## TASK PROMPT
Look through the data below and, wherever a line carries the word "ligustica", please copy that line.

Page image transcription data
==========
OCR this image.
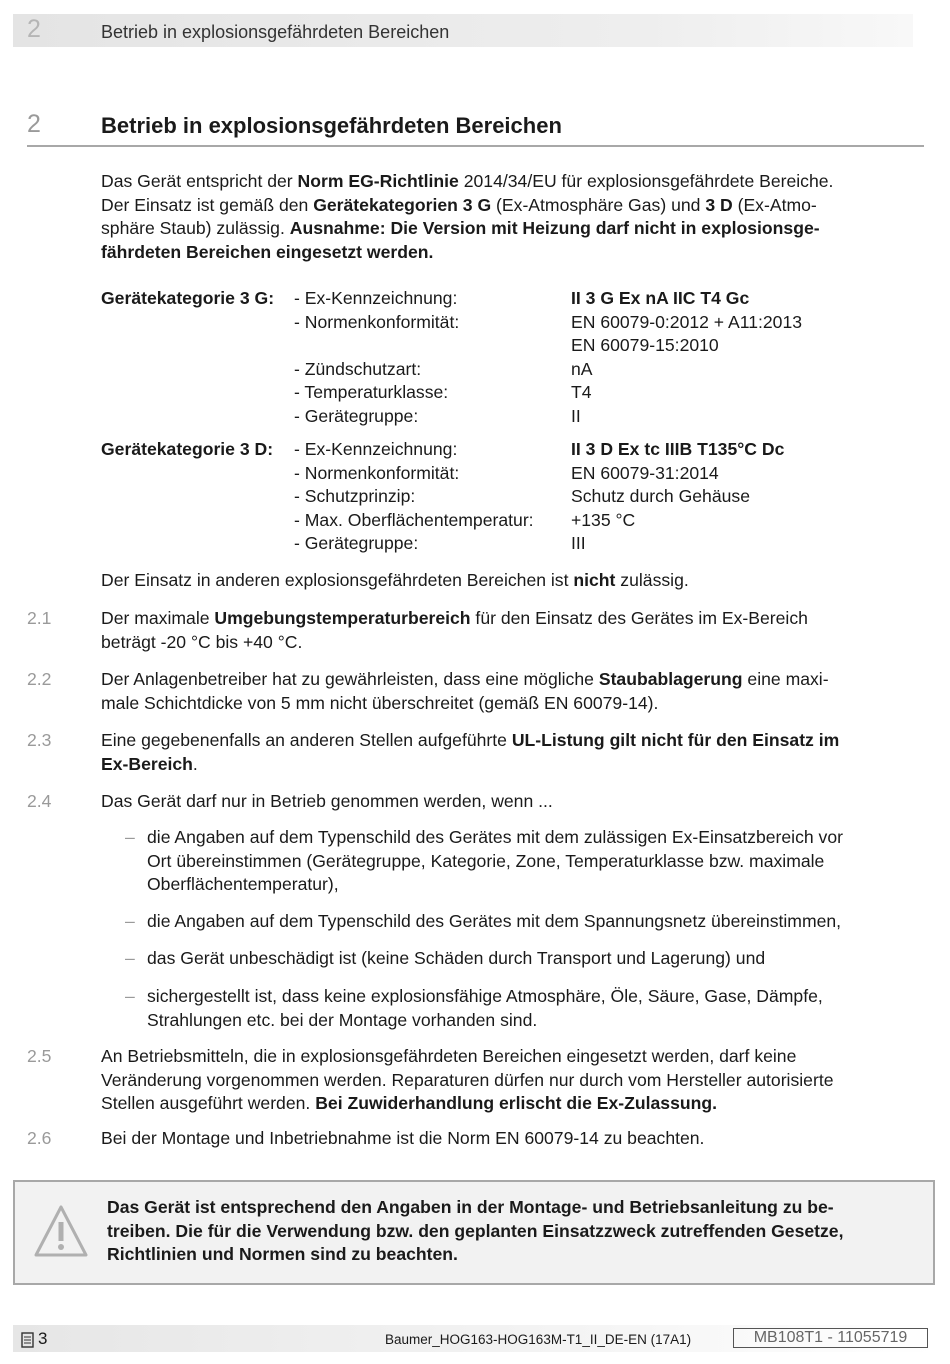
2	Betrieb in explosionsgefährdeten Bereichen
2	Betrieb in explosionsgefährdeten Bereichen
Das Gerät entspricht der Norm EG-Richtlinie 2014/34/EU für explosionsgefährdete Bereiche.
Der Einsatz ist gemäß den Gerätekategorien 3 G (Ex-Atmosphäre Gas) und 3 D (Ex-Atmo-
sphäre Staub) zulässig. Ausnahme: Die Version mit Heizung darf nicht in explosionsge-
fährdeten Bereichen eingesetzt werden.
Gerätekategorie 3 G: - Ex-Kennzeichnung:	II 3 G Ex nA IIC T4 Gc
- Normenkonformität:	EN 60079-0:2012 + A11:2013
EN 60079-15:2010
- Zündschutzart:	nA
- Temperaturklasse:	T4
- Gerätegruppe:	II
Gerätekategorie 3 D: - Ex-Kennzeichnung:	II 3 D Ex tc IIIB T135°C Dc
- Normenkonformität:	EN 60079-31:2014
- Schutzprinzip:	Schutz durch Gehäuse
- Max. Oberflächentemperatur: +135 °C
- Gerätegruppe:	III
Der Einsatz in anderen explosionsgefährdeten Bereichen ist nicht zulässig.
2.1	Der maximale Umgebungstemperaturbereich für den Einsatz des Gerätes im Ex-Bereich
beträgt -20 °C bis +40 °C.
2.2	Der Anlagenbetreiber hat zu gewährleisten, dass eine mögliche Staubablagerung eine maxi-
male Schichtdicke von 5 mm nicht überschreitet (gemäß EN 60079-14).
2.3	Eine gegebenenfalls an anderen Stellen aufgeführte UL-Listung gilt nicht für den Einsatz im
Ex-Bereich.
2.4	Das Gerät darf nur in Betrieb genommen werden, wenn ...
– die Angaben auf dem Typenschild des Gerätes mit dem zulässigen Ex-Einsatzbereich vor
Ort übereinstimmen (Gerätegruppe, Kategorie, Zone, Temperaturklasse bzw. maximale
Oberflächentemperatur),
– die Angaben auf dem Typenschild des Gerätes mit dem Spannungsnetz übereinstimmen,
– das Gerät unbeschädigt ist (keine Schäden durch Transport und Lagerung) und
– sichergestellt ist, dass keine explosionsfähige Atmosphäre, Öle, Säure, Gase, Dämpfe,
Strahlungen etc. bei der Montage vorhanden sind.
2.5	An Betriebsmitteln, die in explosionsgefährdeten Bereichen eingesetzt werden, darf keine
Veränderung vorgenommen werden. Reparaturen dürfen nur durch vom Hersteller autorisierte
Stellen ausgeführt werden. Bei Zuwiderhandlung erlischt die Ex-Zulassung.
2.6	Bei der Montage und Inbetriebnahme ist die Norm EN 60079-14 zu beachten.
Das Gerät ist entsprechend den Angaben in der Montage- und Betriebsanleitung zu be-
treiben. Die für die Verwendung bzw. den geplanten Einsatzzweck zutreffenden Gesetze,
Richtlinien und Normen sind zu beachten.
3	Baumer_HOG163-HOG163M-T1_II_DE-EN (17A1)	MB108T1 - 11055719
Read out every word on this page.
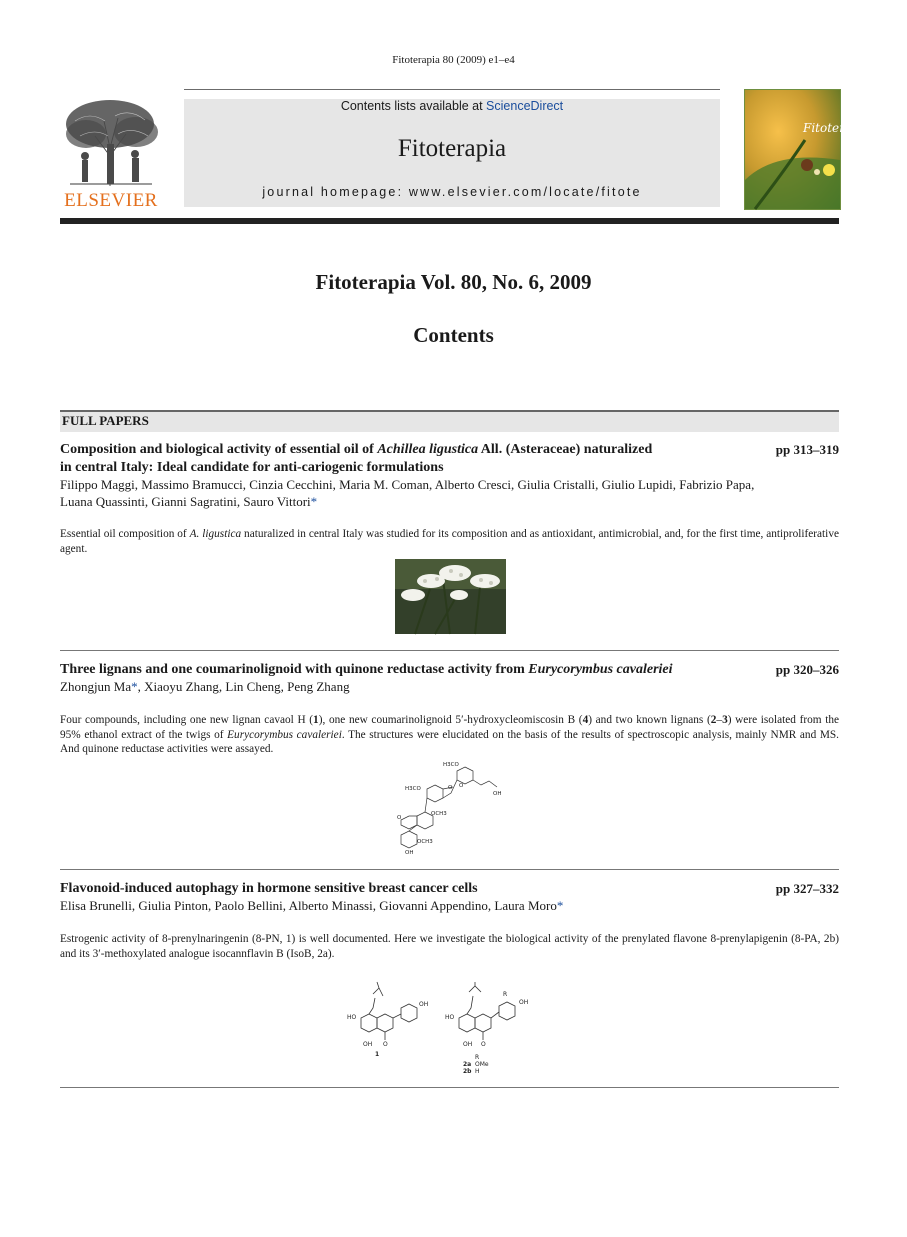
Fitoterapia 80 (2009) e1–e4
ELSEVIER
Contents lists available at ScienceDirect
Fitoterapia
journal homepage: www.elsevier.com/locate/fitote
Fitoterapia
Fitoterapia Vol. 80, No. 6, 2009
Contents
FULL PAPERS
Composition and biological activity of essential oil of Achillea ligustica All. (Asteraceae) naturalized
in central Italy: Ideal candidate for anti-cariogenic formulations
pp 313–319
Filippo Maggi, Massimo Bramucci, Cinzia Cecchini, Maria M. Coman, Alberto Cresci, Giulia Cristalli, Giulio Lupidi, Fabrizio Papa,
Luana Quassinti, Gianni Sagratini, Sauro Vittori*
Essential oil composition of A. ligustica naturalized in central Italy was studied for its composition and as antioxidant, antimicrobial, and, for the first time, antiproliferative agent.
Three lignans and one coumarinolignoid with quinone reductase activity from Eurycorymbus cavaleriei	pp 320–326
Zhongjun Ma*, Xiaoyu Zhang, Lin Cheng, Peng Zhang
Four compounds, including one new lignan cavaol H (1), one new coumarinolignoid 5′-hydroxycleomiscosin B (4) and two known lignans (2–3) were isolated from the 95% ethanol extract of the twigs of Eurycorymbus cavaleriei. The structures were elucidated on the basis of the results of spectroscopic analysis, mainly NMR and MS. And quinone reductase activities were assayed.
H3CO
H3CO
OH
OCH3
O O
O
OCH3
OH
Flavonoid-induced autophagy in hormone sensitive breast cancer cells	pp 327–332
Elisa Brunelli, Giulia Pinton, Paolo Bellini, Alberto Minassi, Giovanni Appendino, Laura Moro*
Estrogenic activity of 8-prenylnaringenin (8-PN, 1) is well documented. Here we investigate the biological activity of the prenylated flavone 8-prenylapigenin (8-PA, 2b) and its 3′-methoxylated analogue isocannflavin B (IsoB, 2a).
HO
OH
O
OH
1
HO
OH
O
OH
R
2a
2b
R
OMe
H
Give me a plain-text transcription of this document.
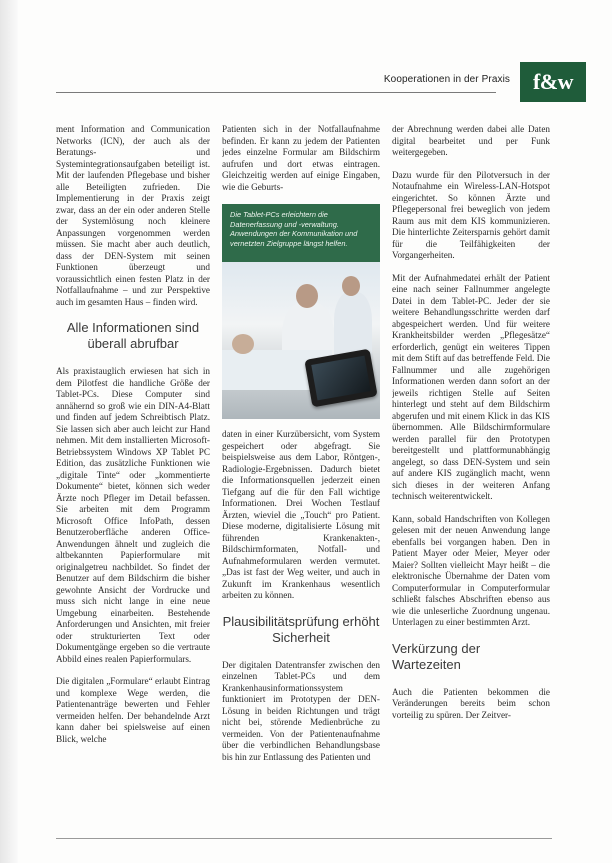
Kooperationen in der Praxis	f&w

ment Information and Communication Networks (ICN), der auch als der Beratungs- und Systemintegrationsaufgaben beteiligt ist. Mit der laufenden Pflegebase und bisher alle Beteiligten zufrieden. Die Implementierung in der Praxis zeigt zwar, dass an der ein oder anderen Stelle der Systemlösung noch kleinere Anpassungen vorgenommen werden müssen. Sie macht aber auch deutlich, dass der DEN-System mit seinen Funktionen überzeugt und voraussichtlich einen festen Platz in der Notfallaufnahme – und zur Perspektive auch im gesamten Haus – finden wird.

Alle Informationen sind überall abrufbar

Als praxistauglich erwiesen hat sich in dem Pilotfest die handliche Größe der Tablet-PCs. Diese Computer sind annähernd so groß wie ein DIN-A4-Blatt und finden auf jedem Schreibtisch Platz. Sie lassen sich aber auch leicht zur Hand nehmen. Mit dem installierten Microsoft-Betriebssystem Windows XP Tablet PC Edition, das zusätzliche Funktionen wie „digitale Tinte“ oder „kommentierte Dokumente“ bietet, können sich weder Ärzte noch Pfleger im Detail befassen. Sie arbeiten mit dem Programm Microsoft Office InfoPath, dessen Benutzeroberfläche anderen Office-Anwendungen ähnelt und zugleich die altbekannten Papierformulare mit originalgetreu nachbildet. So findet der Benutzer auf dem Bildschirm die bisher gewohnte Ansicht der Vordrucke und muss sich nicht lange in eine neue Umgebung einarbeiten. Bestehende Anforderungen und Ansichten, mit freier oder strukturierten Text oder Dokumentgänge ergeben so die vertraute Abbild eines realen Papierformulars.

Die digitalen „Formulare“ erlaubt Eintrag und komplexe Wege werden, die Patientenanträge bewerten und Fehler vermeiden helfen. Der behandelnde Arzt kann daher bei spielsweise auf einen Blick, welche

Patienten sich in der Notfallaufnahme befinden. Er kann zu jedem der Patienten jedes einzelne Formular am Bildschirm aufrufen und dort etwas eintragen. Gleichzeitig werden auf einige Eingaben, wie die Geburts-

Die Tablet-PCs erleichtern die Datenerfassung und -verwaltung. Anwendungen der Kommunikation und vernetzten Zielgruppe längst helfen.

daten in einer Kurzübersicht, vom System gespeichert oder abgefragt. Sie beispielsweise aus dem Labor, Röntgen-, Radiologie-Ergebnissen. Dadurch bietet die Informationsquellen jederzeit einen Tiefgang auf die für den Fall wichtige Informationen. Drei Wochen Testlauf Ärzten, wieviel die „Touch“ pro Patient. Diese moderne, digitalisierte Lösung mit führenden Krankenakten-, Bildschirmformaten, Notfall- und Aufnahmeformularen werden vermutet. „Das ist fast der Weg weiter, und auch in Zukunft im Krankenhaus wesentlich arbeiten zu können.

Plausibilitätsprüfung erhöht Sicherheit

Der digitalen Datentransfer zwischen den einzelnen Tablet-PCs und dem Krankenhausinformationssystem funktioniert im Prototypen der DEN-Lösung in beiden Richtungen und trägt nicht bei, störende Medienbrüche zu vermeiden. Von der Patientenaufnahme über die verbindlichen Behandlungsbase bis hin zur Entlassung des Patienten und

der Abrechnung werden dabei alle Daten digital bearbeitet und per Funk weitergegeben.

Dazu wurde für den Pilotversuch in der Notaufnahme ein Wireless-LAN-Hotspot eingerichtet. So können Ärzte und Pflegepersonal frei beweglich von jedem Raum aus mit dem KIS kommunizieren. Die hinterlichte Zeitersparnis gehört damit für die Teilfähigkeiten der Vorgangerheiten.

Mit der Aufnahmedatei erhält der Patient eine nach seiner Fallnummer angelegte Datei in dem Tablet-PC. Jeder der sie weitere Behandlungsschritte werden darf abgespeichert werden. Und für weitere Krankheitsbilder werden „Pflegesätze“ erforderlich, genügt ein weiteres Tippen mit dem Stift auf das betreffende Feld. Die Fallnummer und alle zugehörigen Informationen werden dann sofort an der jeweils richtigen Stelle auf Seiten hinterlegt und steht auf dem Bildschirm abgerufen und mit einem Klick in das KIS übernommen. Alle Bildschirmformulare werden parallel für den Prototypen bereitgestellt und plattformunabhängig angelegt, so dass DEN-System und sein auf andere KIS zugänglich macht, wenn sich dieses in der weiteren Anfang technisch weiterentwickelt.

Kann, sobald Handschriften von Kollegen gelesen mit der neuen Anwendung lange ebenfalls bei vorgangen haben. Den in Patient Mayer oder Meier, Meyer oder Maier? Sollten vielleicht Mayr heißt – die elektronische Übernahme der Daten vom Computerformular in Computerformular schließt falsches Abschriften ebenso aus wie die unleserliche Zuordnung ungenau. Unterlagen zu einer bestimmten Arzt.

Verkürzung der Wartezeiten

Auch die Patienten bekommen die Veränderungen bereits beim schon vorteilig zu spüren. Der Zeitver-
==========
## RESULT
Composition and biological activity of essential oil of Achillea ligustica All. (Asteraceae) naturalized
Essential oil composition of A. ligustica naturalized in central Italy was studied for its composition and as antioxidant, antimicrobial, and, for the first time, antiproliferative agent.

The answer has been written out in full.